Requirements: Reproduce every record below exactly as written, but leave out any pictures.

** START Data to use **

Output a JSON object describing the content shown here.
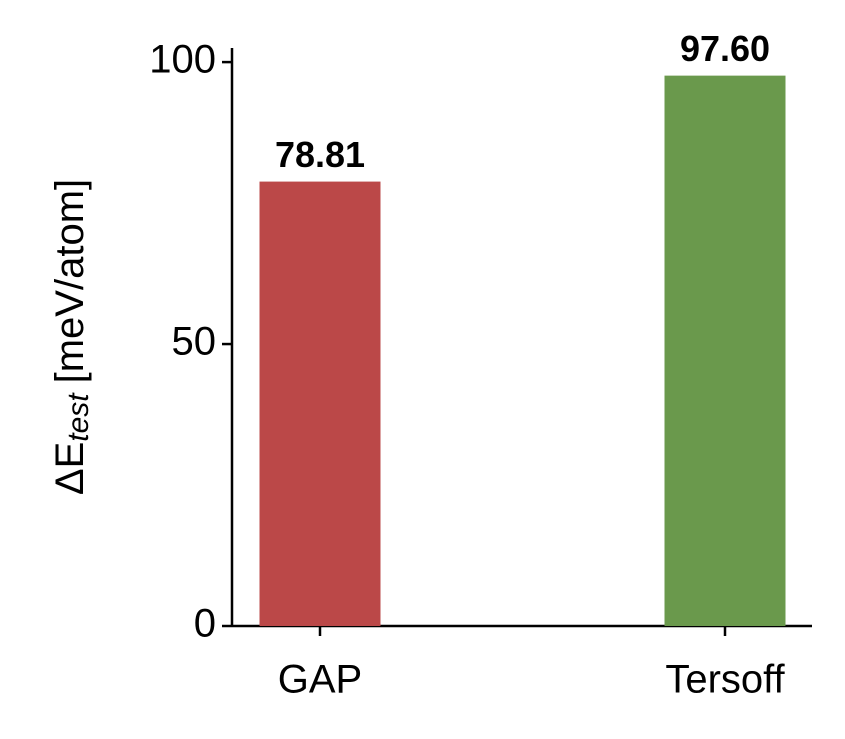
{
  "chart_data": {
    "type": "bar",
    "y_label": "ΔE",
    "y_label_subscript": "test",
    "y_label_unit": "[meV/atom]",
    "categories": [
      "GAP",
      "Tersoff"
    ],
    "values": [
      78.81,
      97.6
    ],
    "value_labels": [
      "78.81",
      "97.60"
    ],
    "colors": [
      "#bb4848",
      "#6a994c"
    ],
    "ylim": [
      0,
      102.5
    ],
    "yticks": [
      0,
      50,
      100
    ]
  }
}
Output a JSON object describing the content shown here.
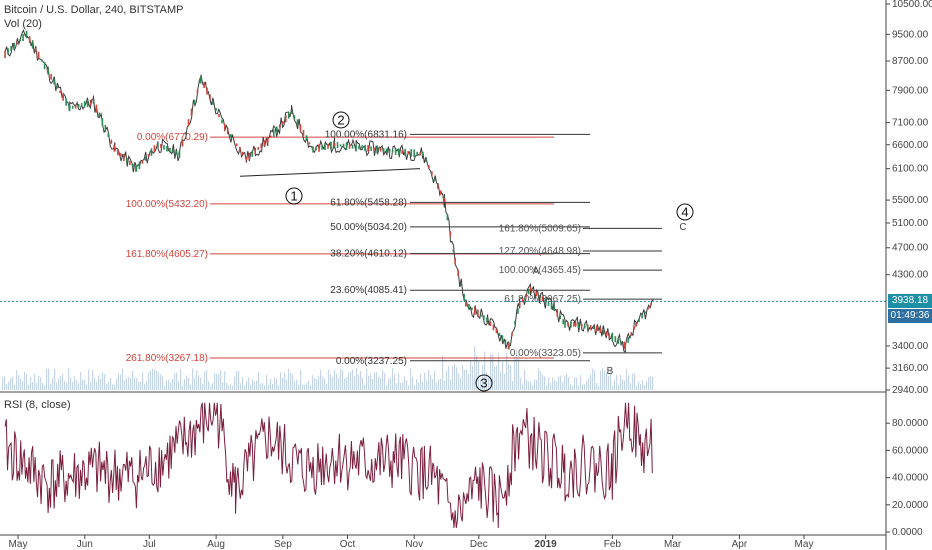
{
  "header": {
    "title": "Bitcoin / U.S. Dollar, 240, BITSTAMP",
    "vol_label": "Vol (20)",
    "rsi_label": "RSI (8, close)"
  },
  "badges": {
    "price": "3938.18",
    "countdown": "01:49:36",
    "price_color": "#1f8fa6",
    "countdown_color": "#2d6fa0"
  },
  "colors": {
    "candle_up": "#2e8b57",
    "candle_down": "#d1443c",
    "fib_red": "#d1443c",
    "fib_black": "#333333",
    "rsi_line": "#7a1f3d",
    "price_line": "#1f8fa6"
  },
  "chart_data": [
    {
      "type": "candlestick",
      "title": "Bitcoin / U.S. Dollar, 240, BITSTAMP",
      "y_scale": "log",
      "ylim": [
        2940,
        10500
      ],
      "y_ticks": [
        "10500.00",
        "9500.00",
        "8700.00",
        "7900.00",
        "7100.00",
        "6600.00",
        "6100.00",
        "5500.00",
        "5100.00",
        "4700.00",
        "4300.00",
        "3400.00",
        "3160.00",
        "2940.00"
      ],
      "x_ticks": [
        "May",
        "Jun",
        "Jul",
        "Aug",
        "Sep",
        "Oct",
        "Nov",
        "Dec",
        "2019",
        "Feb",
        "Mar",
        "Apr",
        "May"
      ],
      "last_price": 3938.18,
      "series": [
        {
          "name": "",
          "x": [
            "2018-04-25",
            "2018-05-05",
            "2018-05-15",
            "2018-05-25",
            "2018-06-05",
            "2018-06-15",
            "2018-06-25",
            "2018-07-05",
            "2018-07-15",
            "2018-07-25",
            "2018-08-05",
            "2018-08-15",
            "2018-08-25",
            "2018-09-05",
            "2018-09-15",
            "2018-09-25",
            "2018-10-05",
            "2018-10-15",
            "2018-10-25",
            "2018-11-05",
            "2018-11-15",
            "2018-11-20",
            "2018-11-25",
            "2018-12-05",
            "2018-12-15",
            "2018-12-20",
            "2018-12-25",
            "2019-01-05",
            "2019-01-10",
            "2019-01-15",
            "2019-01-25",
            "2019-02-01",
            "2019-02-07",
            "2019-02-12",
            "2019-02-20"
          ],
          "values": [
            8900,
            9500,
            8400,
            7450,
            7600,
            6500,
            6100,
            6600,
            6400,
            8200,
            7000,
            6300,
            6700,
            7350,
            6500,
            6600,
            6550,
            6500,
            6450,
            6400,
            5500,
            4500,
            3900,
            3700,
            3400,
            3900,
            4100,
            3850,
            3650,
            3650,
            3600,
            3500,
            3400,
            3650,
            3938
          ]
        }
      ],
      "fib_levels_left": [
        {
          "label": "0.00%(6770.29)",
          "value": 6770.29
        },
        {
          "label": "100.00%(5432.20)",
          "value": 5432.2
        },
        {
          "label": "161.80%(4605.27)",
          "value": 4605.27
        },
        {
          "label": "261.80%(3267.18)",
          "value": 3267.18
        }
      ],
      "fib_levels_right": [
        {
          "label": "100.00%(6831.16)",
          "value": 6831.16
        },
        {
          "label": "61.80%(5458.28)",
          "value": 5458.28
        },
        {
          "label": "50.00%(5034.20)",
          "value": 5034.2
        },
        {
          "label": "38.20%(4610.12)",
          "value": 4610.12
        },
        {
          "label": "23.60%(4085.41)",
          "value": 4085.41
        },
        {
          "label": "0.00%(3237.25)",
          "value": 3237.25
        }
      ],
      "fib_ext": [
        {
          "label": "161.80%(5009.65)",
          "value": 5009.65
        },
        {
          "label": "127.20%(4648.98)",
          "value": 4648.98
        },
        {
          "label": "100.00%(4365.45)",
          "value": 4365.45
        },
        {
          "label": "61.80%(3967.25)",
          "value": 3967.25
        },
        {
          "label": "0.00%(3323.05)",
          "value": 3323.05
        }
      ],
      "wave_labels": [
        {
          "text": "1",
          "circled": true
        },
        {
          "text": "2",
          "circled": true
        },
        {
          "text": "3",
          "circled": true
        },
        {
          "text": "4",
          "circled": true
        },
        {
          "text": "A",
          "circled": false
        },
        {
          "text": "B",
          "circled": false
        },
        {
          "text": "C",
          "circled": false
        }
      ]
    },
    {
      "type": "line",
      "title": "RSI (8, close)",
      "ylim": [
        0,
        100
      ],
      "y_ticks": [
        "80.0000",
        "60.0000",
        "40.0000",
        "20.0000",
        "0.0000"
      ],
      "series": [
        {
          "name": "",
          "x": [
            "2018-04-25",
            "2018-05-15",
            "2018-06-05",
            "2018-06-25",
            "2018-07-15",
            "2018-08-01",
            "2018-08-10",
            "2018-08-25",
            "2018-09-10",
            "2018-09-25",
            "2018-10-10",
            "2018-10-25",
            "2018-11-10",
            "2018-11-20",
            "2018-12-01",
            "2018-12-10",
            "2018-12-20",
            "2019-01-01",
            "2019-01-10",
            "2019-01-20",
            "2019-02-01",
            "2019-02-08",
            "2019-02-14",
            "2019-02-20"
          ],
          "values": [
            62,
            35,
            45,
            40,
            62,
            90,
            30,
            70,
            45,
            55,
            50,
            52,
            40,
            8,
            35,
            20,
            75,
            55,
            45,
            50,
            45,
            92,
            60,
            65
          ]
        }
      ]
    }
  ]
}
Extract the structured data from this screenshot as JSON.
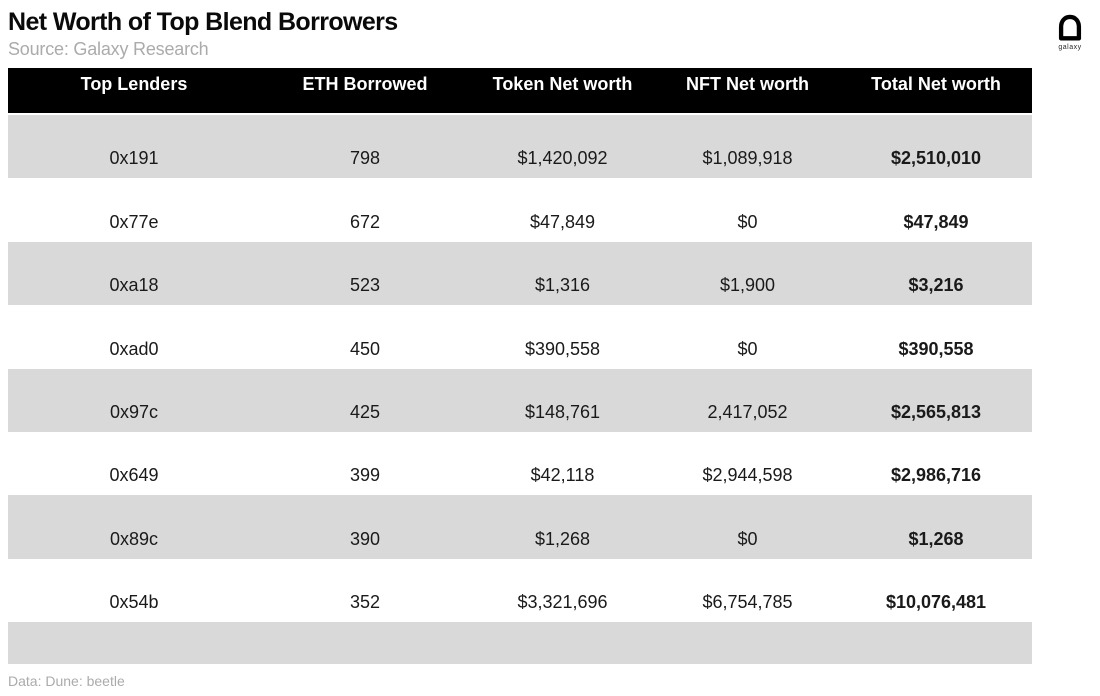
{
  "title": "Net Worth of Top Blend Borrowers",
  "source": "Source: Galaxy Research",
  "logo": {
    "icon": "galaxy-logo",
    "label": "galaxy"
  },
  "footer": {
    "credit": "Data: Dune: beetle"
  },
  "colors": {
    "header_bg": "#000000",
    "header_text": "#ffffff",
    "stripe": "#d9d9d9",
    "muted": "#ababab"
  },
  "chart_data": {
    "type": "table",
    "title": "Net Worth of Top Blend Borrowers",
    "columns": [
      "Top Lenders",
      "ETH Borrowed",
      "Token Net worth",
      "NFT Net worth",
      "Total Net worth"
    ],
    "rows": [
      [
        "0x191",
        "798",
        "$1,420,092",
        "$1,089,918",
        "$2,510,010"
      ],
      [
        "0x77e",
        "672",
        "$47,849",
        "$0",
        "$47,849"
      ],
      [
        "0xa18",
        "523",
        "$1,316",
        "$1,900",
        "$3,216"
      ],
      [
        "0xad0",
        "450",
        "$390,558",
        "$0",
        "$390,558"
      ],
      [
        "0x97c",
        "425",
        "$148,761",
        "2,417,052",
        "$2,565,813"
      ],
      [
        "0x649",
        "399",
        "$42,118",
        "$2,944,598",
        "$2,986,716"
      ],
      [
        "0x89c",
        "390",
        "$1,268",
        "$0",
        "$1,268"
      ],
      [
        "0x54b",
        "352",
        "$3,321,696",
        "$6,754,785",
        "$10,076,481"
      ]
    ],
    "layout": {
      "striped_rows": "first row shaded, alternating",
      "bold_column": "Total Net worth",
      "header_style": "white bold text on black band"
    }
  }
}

** END Data to use **

Result of the exercise:
Output a JSON object describing the content shown here.
{
  "chart_data": {
    "type": "bar",
    "y_label": "ΔE",
    "y_label_subscript": "test",
    "y_label_unit": "[meV/atom]",
    "categories": [
      "GAP",
      "Tersoff"
    ],
    "values": [
      78.81,
      97.6
    ],
    "value_labels": [
      "78.81",
      "97.60"
    ],
    "colors": [
      "#bb4848",
      "#6a994c"
    ],
    "ylim": [
      0,
      102.5
    ],
    "yticks": [
      0,
      50,
      100
    ]
  }
}
Output a JSON object describing the content shown here.
{
  "header": {
    "title": "Bitcoin / U.S. Dollar, 240, BITSTAMP",
    "vol_label": "Vol (20)",
    "rsi_label": "RSI (8, close)"
  },
  "badges": {
    "price": "3938.18",
    "countdown": "01:49:36",
    "price_color": "#1f8fa6",
    "countdown_color": "#2d6fa0"
  },
  "colors": {
    "candle_up": "#2e8b57",
    "candle_down": "#d1443c",
    "fib_red": "#d1443c",
    "fib_black": "#333333",
    "rsi_line": "#7a1f3d",
    "price_line": "#1f8fa6"
  },
  "chart_data": [
    {
      "type": "candlestick",
      "title": "Bitcoin / U.S. Dollar, 240, BITSTAMP",
      "y_scale": "log",
      "ylim": [
        2940,
        10500
      ],
      "y_ticks": [
        "10500.00",
        "9500.00",
        "8700.00",
        "7900.00",
        "7100.00",
        "6600.00",
        "6100.00",
        "5500.00",
        "5100.00",
        "4700.00",
        "4300.00",
        "3400.00",
        "3160.00",
        "2940.00"
      ],
      "x_ticks": [
        "May",
        "Jun",
        "Jul",
        "Aug",
        "Sep",
        "Oct",
        "Nov",
        "Dec",
        "2019",
        "Feb",
        "Mar",
        "Apr",
        "May"
      ],
      "last_price": 3938.18,
      "series": [
        {
          "name": "",
          "x": [
            "2018-04-25",
            "2018-05-05",
            "2018-05-15",
            "2018-05-25",
            "2018-06-05",
            "2018-06-15",
            "2018-06-25",
            "2018-07-05",
            "2018-07-15",
            "2018-07-25",
            "2018-08-05",
            "2018-08-15",
            "2018-08-25",
            "2018-09-05",
            "2018-09-15",
            "2018-09-25",
            "2018-10-05",
            "2018-10-15",
            "2018-10-25",
            "2018-11-05",
            "2018-11-15",
            "2018-11-20",
            "2018-11-25",
            "2018-12-05",
            "2018-12-15",
            "2018-12-20",
            "2018-12-25",
            "2019-01-05",
            "2019-01-10",
            "2019-01-15",
            "2019-01-25",
            "2019-02-01",
            "2019-02-07",
            "2019-02-12",
            "2019-02-20"
          ],
          "values": [
            8900,
            9500,
            8400,
            7450,
            7600,
            6500,
            6100,
            6600,
            6400,
            8200,
            7000,
            6300,
            6700,
            7350,
            6500,
            6600,
            6550,
            6500,
            6450,
            6400,
            5500,
            4500,
            3900,
            3700,
            3400,
            3900,
            4100,
            3850,
            3650,
            3650,
            3600,
            3500,
            3400,
            3650,
            3938
          ]
        }
      ],
      "fib_levels_left": [
        {
          "label": "0.00%(6770.29)",
          "value": 6770.29
        },
        {
          "label": "100.00%(5432.20)",
          "value": 5432.2
        },
        {
          "label": "161.80%(4605.27)",
          "value": 4605.27
        },
        {
          "label": "261.80%(3267.18)",
          "value": 3267.18
        }
      ],
      "fib_levels_right": [
        {
          "label": "100.00%(6831.16)",
          "value": 6831.16
        },
        {
          "label": "61.80%(5458.28)",
          "value": 5458.28
        },
        {
          "label": "50.00%(5034.20)",
          "value": 5034.2
        },
        {
          "label": "38.20%(4610.12)",
          "value": 4610.12
        },
        {
          "label": "23.60%(4085.41)",
          "value": 4085.41
        },
        {
          "label": "0.00%(3237.25)",
          "value": 3237.25
        }
      ],
      "fib_ext": [
        {
          "label": "161.80%(5009.65)",
          "value": 5009.65
        },
        {
          "label": "127.20%(4648.98)",
          "value": 4648.98
        },
        {
          "label": "100.00%(4365.45)",
          "value": 4365.45
        },
        {
          "label": "61.80%(3967.25)",
          "value": 3967.25
        },
        {
          "label": "0.00%(3323.05)",
          "value": 3323.05
        }
      ],
      "wave_labels": [
        {
          "text": "1",
          "circled": true
        },
        {
          "text": "2",
          "circled": true
        },
        {
          "text": "3",
          "circled": true
        },
        {
          "text": "4",
          "circled": true
        },
        {
          "text": "A",
          "circled": false
        },
        {
          "text": "B",
          "circled": false
        },
        {
          "text": "C",
          "circled": false
        }
      ]
    },
    {
      "type": "line",
      "title": "RSI (8, close)",
      "ylim": [
        0,
        100
      ],
      "y_ticks": [
        "80.0000",
        "60.0000",
        "40.0000",
        "20.0000",
        "0.0000"
      ],
      "series": [
        {
          "name": "",
          "x": [
            "2018-04-25",
            "2018-05-15",
            "2018-06-05",
            "2018-06-25",
            "2018-07-15",
            "2018-08-01",
            "2018-08-10",
            "2018-08-25",
            "2018-09-10",
            "2018-09-25",
            "2018-10-10",
            "2018-10-25",
            "2018-11-10",
            "2018-11-20",
            "2018-12-01",
            "2018-12-10",
            "2018-12-20",
            "2019-01-01",
            "2019-01-10",
            "2019-01-20",
            "2019-02-01",
            "2019-02-08",
            "2019-02-14",
            "2019-02-20"
          ],
          "values": [
            62,
            35,
            45,
            40,
            62,
            90,
            30,
            70,
            45,
            55,
            50,
            52,
            40,
            8,
            35,
            20,
            75,
            55,
            45,
            50,
            45,
            92,
            60,
            65
          ]
        }
      ]
    }
  ]
}
Extract the structured data from this screenshot as JSON.
{
  "title": "Net Worth of Top Blend Borrowers",
  "source": "Source: Galaxy Research",
  "logo": {
    "icon": "galaxy-logo",
    "label": "galaxy"
  },
  "footer": {
    "credit": "Data: Dune: beetle"
  },
  "colors": {
    "header_bg": "#000000",
    "header_text": "#ffffff",
    "stripe": "#d9d9d9",
    "muted": "#ababab"
  },
  "chart_data": {
    "type": "table",
    "title": "Net Worth of Top Blend Borrowers",
    "columns": [
      "Top Lenders",
      "ETH Borrowed",
      "Token Net worth",
      "NFT Net worth",
      "Total Net worth"
    ],
    "rows": [
      [
        "0x191",
        "798",
        "$1,420,092",
        "$1,089,918",
        "$2,510,010"
      ],
      [
        "0x77e",
        "672",
        "$47,849",
        "$0",
        "$47,849"
      ],
      [
        "0xa18",
        "523",
        "$1,316",
        "$1,900",
        "$3,216"
      ],
      [
        "0xad0",
        "450",
        "$390,558",
        "$0",
        "$390,558"
      ],
      [
        "0x97c",
        "425",
        "$148,761",
        "2,417,052",
        "$2,565,813"
      ],
      [
        "0x649",
        "399",
        "$42,118",
        "$2,944,598",
        "$2,986,716"
      ],
      [
        "0x89c",
        "390",
        "$1,268",
        "$0",
        "$1,268"
      ],
      [
        "0x54b",
        "352",
        "$3,321,696",
        "$6,754,785",
        "$10,076,481"
      ]
    ],
    "layout": {
      "striped_rows": "first row shaded, alternating",
      "bold_column": "Total Net worth",
      "header_style": "white bold text on black band"
    }
  }
}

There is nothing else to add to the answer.